Brief 1:
For the passage on end-of-life morphine below, state whether each statement agrees with it. Answer yes or no and quote the deciding words. (a) Cook first spoke with the writer in December 2007. (b) Cook practiced as a cardiologist. (c) Cook considered the line between ethical and illegal care easy to see.
Brief 2:
Resume the passage on end-of-life morphine below, picking up after its final sentence.
Extract START
Doctors, nurses and clinical researchers who specialize in treating patients near the ends of their lives say that this “double effect” poses little danger when drugs are administered properly. [Dr. Ewing] Cook [of New Orleans’ Memorial Medical Center] says it’s not so simple. “If you don’t think that by giving a person a lot of morphine you’re not prematurely sending them to their grave, then you’re a very naïve doctor,” Cook told me when we spoke for the first time, in December 2007. “We kill ’em.”

In fact, the distinction between murder and medical care often comes down to the intent of the person administering the drug. Cook walked this line often as a pulmonologist, he told me, and he prided himself as the go-to man for difficult end-of-life situations. When a very sick patient or the patient’s family made the decision to disconnect a ventilator, for example, Cook would prescribe morphine to make sure the patient wasn’t gasping for breath as the machine was withdrawn.

Often Cook found that achieving this level of comfort required enough morphine that the drug markedly suppressed the patient’s breathing. The intent was to provide comfort, but the result was to hasten death, and Cook knew it. To Cook, the difference between something ethical and something illegal “is so fine as to be imperceivable.”
Extract END
Records supplied START
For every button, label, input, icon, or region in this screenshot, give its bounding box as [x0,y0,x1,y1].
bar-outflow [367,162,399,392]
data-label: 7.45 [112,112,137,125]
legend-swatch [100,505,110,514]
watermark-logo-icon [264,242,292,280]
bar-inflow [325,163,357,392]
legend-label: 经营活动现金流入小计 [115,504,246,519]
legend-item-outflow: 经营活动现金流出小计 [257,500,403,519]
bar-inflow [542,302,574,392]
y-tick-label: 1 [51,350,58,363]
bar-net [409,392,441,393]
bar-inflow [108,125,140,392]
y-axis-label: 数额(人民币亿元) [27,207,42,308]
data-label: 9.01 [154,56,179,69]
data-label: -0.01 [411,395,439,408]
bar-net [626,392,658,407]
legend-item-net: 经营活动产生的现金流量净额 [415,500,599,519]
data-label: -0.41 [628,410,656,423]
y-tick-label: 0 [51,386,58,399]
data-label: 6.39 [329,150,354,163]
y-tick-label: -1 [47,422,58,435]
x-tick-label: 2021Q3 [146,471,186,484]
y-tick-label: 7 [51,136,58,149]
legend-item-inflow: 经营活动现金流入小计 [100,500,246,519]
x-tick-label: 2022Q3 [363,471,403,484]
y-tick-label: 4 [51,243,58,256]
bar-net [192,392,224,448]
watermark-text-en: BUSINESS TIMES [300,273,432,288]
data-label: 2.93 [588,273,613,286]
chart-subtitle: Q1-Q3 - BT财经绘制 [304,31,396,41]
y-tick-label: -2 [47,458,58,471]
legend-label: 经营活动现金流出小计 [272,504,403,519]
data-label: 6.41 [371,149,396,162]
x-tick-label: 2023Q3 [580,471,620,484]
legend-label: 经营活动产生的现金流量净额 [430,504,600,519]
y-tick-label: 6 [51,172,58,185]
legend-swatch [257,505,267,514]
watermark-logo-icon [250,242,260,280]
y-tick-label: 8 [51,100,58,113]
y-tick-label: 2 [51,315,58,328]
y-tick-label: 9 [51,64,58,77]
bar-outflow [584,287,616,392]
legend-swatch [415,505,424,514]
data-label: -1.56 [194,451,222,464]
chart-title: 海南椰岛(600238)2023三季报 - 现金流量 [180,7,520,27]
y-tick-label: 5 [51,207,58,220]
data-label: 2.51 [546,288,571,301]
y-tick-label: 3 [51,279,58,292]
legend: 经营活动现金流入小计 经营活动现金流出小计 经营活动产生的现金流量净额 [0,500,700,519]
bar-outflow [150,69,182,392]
Records supplied END
Response area 1:
(a) Yes: "Cook told me when we spoke for the first time, in December 2007."
(b) No: "as a pulmonologist"
(c) No: "is so fine as to be imperceivable."

Response area 2:
The article does a masterful job of taking the reader through the thought processes and decisions involved in triaging patients as the floodwaters rose, knowing some of them will die either because of the conditions or from the stress of evacuation.  Faced with an evacuation order and a shortage of helicopters, medical personnel had to decide whether to leave dying patients alive but unattended, or to hasten the inevitable with a large dose of morphine.

Although a grandstanding attorney general called some of the deaths “simple homicide” and staged SWAT-team arrests, a grand jury ultimately refused to issue any indictments against medical personnel at the hospital.

I think declining to indict was the right call in New Orleans — and I think it would be the right call regarding the Bush Administration’s use of harsh interrogation techniques, or torture if you prefer.  People in unique situations and under incredible life-and-death pressure have to have some latitude in choosing the lesser evil.

(I told the Web Goddess what I was writing about, and she said she thought the analogy between the two situations was “tortured.”  What do you think?)

These scenes provide previously unpublicized details about the transformation of the man known to U.S. officials as KSM from an avowed and truculent enemy of the United States into what the CIA called its “preeminent source” on al-Qaeda.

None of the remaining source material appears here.